**Document section**
FIG. 1 is a perspective view of a plate of graded structure according to one form of the invention.

FIG. 2 is a cross section of the plate of FIG. 1.

SPECIFIC NATURE OF THE INVENTION

In the figures, there is illustrated in FIG. 1 a shaped graded structure 10 according to one embodiment of the invention. This shaped structure may be of any shape or form, as desired, and may for example, be a plate of armor, a turbine blade, an extrusion die, or any other object as is normally encountered in commercial, industrial or security use. For simplicity of illustration, the structure 10 is shown as a plate. Generally speaking, in addition to ballistic missile resistive structures and other shaped articles named herein, this shaped article may be of any of the structures for which refractory ceramics are employed.

In FIG. 2, the graded structure of a presently preferred embodiment of the plate of FIG. 1 is diagrammatically illustrated. The structure or plate 10 comprises a base 11, a first layer 12, called herein an interface layer, a second layer 13, called herein an intermediate layer, and a surface or exposed layer 14. Layer 13 may in practice be a plurality of layers.

[Extracted records]
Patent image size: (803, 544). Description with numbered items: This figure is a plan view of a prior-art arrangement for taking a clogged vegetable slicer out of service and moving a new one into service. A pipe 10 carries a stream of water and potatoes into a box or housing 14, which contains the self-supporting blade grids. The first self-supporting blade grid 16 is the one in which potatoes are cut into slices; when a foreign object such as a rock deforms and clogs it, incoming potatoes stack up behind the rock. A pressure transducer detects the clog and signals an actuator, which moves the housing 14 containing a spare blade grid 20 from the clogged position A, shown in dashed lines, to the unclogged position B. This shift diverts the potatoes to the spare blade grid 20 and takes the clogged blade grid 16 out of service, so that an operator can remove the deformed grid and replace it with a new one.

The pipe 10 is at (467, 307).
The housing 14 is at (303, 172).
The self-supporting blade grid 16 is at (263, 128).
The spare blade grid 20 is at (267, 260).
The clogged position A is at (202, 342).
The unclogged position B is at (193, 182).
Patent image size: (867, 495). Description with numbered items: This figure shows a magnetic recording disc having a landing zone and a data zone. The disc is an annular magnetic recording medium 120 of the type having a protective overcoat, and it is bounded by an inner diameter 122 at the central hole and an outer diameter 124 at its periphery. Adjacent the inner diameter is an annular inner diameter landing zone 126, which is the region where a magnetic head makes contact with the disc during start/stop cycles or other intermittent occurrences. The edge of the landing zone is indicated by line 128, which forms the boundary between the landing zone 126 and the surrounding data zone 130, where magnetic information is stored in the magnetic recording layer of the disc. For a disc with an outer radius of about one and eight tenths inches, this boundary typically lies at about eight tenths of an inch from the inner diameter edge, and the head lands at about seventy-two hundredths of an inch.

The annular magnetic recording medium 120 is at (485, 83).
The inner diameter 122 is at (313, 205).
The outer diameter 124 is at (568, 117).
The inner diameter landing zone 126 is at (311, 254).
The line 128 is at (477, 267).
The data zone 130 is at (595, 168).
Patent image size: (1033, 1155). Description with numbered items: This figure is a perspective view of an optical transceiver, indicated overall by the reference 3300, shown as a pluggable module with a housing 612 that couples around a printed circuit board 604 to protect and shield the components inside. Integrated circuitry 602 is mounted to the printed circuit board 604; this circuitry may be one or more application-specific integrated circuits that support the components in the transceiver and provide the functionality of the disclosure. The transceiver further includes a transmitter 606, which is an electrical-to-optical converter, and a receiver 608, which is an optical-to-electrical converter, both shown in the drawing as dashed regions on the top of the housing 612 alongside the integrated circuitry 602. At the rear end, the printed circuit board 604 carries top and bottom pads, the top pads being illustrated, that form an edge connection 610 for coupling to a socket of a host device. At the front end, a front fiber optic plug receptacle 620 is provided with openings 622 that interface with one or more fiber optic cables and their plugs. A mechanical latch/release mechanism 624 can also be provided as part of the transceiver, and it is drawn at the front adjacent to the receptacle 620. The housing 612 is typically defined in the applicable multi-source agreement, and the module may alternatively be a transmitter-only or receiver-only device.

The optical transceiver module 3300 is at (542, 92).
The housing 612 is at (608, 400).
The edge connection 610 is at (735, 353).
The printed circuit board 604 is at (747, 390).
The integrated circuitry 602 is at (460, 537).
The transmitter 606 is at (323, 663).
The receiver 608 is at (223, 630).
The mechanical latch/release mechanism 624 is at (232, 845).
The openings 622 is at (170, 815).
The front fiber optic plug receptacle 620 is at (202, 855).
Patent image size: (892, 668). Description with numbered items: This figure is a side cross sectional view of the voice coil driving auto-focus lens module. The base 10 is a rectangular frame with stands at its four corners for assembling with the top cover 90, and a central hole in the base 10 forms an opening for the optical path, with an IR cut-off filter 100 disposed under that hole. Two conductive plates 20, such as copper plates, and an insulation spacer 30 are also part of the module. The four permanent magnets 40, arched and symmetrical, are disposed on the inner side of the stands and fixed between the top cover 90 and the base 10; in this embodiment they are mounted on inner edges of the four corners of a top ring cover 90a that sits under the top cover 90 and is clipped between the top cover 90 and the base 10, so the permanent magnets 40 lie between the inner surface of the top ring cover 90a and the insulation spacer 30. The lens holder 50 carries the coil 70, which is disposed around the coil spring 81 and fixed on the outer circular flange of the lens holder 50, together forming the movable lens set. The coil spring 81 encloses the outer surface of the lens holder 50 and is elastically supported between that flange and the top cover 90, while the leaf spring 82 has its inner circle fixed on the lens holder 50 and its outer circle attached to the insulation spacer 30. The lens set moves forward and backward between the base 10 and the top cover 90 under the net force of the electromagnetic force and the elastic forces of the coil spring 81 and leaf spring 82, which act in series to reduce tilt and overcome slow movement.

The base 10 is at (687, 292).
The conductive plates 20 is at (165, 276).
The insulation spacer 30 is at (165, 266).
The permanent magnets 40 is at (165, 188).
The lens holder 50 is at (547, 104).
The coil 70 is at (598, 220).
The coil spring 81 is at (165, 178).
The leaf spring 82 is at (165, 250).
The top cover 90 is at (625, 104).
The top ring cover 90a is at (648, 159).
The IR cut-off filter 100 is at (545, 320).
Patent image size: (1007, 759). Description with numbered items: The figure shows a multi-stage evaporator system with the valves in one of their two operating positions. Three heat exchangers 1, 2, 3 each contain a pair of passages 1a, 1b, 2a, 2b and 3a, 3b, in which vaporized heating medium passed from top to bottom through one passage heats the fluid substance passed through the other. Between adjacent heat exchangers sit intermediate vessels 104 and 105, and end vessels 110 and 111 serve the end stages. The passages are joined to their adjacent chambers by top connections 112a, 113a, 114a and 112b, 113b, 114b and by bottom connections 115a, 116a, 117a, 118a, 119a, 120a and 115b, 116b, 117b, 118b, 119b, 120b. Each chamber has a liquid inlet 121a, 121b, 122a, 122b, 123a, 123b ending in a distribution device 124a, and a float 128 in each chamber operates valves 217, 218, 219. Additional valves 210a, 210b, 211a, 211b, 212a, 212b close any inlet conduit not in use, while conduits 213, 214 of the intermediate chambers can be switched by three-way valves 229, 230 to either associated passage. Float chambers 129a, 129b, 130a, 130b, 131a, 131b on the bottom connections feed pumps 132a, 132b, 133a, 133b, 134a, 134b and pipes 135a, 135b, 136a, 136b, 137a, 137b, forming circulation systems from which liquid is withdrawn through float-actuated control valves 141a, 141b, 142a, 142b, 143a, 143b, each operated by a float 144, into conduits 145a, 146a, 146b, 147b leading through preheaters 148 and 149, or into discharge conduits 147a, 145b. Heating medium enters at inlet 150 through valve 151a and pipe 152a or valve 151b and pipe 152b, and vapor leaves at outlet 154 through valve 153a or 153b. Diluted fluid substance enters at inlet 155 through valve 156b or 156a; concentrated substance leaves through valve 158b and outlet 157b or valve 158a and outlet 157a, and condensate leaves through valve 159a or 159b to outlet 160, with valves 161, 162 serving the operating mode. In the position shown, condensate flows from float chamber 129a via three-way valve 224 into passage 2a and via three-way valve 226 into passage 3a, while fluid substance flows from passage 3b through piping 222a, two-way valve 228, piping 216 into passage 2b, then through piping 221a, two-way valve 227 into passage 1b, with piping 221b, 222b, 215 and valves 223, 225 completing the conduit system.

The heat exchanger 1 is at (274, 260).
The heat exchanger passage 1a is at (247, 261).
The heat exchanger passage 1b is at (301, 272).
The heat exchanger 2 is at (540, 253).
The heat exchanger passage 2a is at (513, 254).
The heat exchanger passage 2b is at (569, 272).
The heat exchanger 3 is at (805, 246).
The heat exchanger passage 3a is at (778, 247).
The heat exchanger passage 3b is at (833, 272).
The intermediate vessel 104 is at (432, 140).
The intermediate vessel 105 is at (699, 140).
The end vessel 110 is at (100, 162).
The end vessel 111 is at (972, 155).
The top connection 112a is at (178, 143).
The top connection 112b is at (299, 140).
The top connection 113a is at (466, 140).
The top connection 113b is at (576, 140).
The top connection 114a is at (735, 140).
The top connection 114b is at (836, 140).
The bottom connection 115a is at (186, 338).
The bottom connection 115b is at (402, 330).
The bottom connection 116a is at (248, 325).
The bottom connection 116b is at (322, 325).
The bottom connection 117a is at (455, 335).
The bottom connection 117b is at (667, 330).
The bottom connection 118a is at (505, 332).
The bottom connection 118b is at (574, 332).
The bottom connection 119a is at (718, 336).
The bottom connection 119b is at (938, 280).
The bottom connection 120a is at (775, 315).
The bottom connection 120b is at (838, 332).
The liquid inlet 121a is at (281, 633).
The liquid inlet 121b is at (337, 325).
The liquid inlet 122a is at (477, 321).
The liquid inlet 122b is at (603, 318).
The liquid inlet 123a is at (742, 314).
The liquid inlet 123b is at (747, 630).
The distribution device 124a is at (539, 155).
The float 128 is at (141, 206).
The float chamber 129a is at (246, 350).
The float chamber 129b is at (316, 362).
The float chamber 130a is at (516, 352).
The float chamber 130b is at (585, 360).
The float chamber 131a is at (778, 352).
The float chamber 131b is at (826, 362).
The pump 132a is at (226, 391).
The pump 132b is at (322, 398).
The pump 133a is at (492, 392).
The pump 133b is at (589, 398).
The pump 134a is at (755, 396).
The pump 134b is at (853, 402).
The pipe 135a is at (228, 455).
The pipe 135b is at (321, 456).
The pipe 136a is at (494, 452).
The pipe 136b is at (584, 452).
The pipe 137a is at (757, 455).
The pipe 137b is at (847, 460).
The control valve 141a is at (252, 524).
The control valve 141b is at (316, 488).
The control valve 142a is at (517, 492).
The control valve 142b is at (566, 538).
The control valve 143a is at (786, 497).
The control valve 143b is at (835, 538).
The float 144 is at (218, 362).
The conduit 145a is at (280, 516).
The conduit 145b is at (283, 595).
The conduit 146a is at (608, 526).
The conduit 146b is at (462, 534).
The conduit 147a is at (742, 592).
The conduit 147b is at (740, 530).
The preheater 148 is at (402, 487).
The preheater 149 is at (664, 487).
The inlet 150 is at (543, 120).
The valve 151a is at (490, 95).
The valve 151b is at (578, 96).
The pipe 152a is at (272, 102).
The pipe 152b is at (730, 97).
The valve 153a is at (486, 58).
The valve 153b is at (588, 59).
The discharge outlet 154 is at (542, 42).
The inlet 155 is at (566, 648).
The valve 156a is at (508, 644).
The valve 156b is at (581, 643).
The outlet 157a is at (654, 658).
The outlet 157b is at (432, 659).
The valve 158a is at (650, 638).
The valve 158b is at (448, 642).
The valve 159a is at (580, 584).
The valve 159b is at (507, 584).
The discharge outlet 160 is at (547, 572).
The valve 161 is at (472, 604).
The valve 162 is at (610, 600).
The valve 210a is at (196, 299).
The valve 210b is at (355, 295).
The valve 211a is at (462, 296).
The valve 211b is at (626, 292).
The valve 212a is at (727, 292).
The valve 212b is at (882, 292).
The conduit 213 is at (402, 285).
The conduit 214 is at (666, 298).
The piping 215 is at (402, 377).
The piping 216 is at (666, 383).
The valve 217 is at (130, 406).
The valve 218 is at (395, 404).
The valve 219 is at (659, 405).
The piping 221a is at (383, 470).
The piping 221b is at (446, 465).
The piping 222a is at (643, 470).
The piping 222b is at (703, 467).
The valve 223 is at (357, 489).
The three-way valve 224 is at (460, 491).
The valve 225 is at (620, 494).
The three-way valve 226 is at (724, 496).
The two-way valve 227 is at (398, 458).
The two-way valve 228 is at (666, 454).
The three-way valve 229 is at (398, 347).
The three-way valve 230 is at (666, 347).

**What is needed**
Answer these questions on the patent excerpt:
1. What does FIG. 2 show?
2. Why is structure 10 shown as a plate?
3. What is layer 12 called?
Work from the patent excerpt alone.

**Response**
1. A cross section of the plate of FIG. 1.
2. For simplicity of illustration.
3. An interface layer.